**TASK BRIEF**:
Please give the listing again, word for word, with nothing left out.
========================================
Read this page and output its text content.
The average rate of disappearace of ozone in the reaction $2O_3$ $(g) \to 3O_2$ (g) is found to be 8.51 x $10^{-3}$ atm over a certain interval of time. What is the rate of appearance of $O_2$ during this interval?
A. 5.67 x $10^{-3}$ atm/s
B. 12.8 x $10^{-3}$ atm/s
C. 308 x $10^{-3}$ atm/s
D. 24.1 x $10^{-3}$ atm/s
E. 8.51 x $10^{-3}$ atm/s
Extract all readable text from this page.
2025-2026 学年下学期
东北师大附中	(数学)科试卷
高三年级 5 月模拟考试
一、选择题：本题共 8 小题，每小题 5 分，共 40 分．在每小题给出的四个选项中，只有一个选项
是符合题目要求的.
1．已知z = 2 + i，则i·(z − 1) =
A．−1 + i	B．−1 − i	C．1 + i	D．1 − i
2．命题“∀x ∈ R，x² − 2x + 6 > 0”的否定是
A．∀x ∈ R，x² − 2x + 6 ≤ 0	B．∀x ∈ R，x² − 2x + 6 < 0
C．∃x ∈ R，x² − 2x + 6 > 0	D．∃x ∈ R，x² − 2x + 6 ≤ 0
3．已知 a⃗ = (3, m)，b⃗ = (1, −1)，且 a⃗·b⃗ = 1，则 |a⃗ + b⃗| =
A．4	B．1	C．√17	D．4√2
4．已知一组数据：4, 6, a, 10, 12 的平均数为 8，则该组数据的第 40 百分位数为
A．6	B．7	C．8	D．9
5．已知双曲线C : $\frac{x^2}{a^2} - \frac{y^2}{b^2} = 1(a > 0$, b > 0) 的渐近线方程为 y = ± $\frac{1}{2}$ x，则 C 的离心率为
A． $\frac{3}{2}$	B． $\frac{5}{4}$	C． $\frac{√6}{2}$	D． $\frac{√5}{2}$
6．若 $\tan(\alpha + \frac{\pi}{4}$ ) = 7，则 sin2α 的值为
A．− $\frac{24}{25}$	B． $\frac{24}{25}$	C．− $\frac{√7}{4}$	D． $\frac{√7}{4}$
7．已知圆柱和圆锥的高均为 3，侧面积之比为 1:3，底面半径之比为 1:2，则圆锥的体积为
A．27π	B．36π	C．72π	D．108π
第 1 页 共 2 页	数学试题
========================================
**WORKED SOLUTION**:
Read this page and output its text content.
The average rate of disappearace of ozone in the reaction $2O_3$ $(g) \to 3O_2$ (g) is found to be 8.51 x $10^{-3}$ atm over a certain interval of time. What is the rate of appearance of $O_2$ during this interval?
A. 5.67 x $10^{-3}$ atm/s
B. 12.8 x $10^{-3}$ atm/s
C. 308 x $10^{-3}$ atm/s
D. 24.1 x $10^{-3}$ atm/s
E. 8.51 x $10^{-3}$ atm/s
Extract all readable text from this page.
2025-2026 学年下学期
东北师大附中	(数学)科试卷
高三年级 5 月模拟考试
一、选择题：本题共 8 小题，每小题 5 分，共 40 分．在每小题给出的四个选项中，只有一个选项
是符合题目要求的.
1．已知z = 2 + i，则i·(z − 1) =
A．−1 + i	B．−1 − i	C．1 + i	D．1 − i
2．命题“∀x ∈ R，x² − 2x + 6 > 0”的否定是
A．∀x ∈ R，x² − 2x + 6 ≤ 0	B．∀x ∈ R，x² − 2x + 6 < 0
C．∃x ∈ R，x² − 2x + 6 > 0	D．∃x ∈ R，x² − 2x + 6 ≤ 0
3．已知 a⃗ = (3, m)，b⃗ = (1, −1)，且 a⃗·b⃗ = 1，则 |a⃗ + b⃗| =
A．4	B．1	C．√17	D．4√2
4．已知一组数据：4, 6, a, 10, 12 的平均数为 8，则该组数据的第 40 百分位数为
A．6	B．7	C．8	D．9
5．已知双曲线C : $\frac{x^2}{a^2} - \frac{y^2}{b^2} = 1(a > 0$, b > 0) 的渐近线方程为 y = ± $\frac{1}{2}$ x，则 C 的离心率为
A． $\frac{3}{2}$	B． $\frac{5}{4}$	C． $\frac{√6}{2}$	D． $\frac{√5}{2}$
6．若 $\tan(\alpha + \frac{\pi}{4}$ ) = 7，则 sin2α 的值为
A．− $\frac{24}{25}$	B． $\frac{24}{25}$	C．− $\frac{√7}{4}$	D． $\frac{√7}{4}$
7．已知圆柱和圆锥的高均为 3，侧面积之比为 1:3，底面半径之比为 1:2，则圆锥的体积为
A．27π	B．36π	C．72π	D．108π
第 1 页 共 2 页	数学试题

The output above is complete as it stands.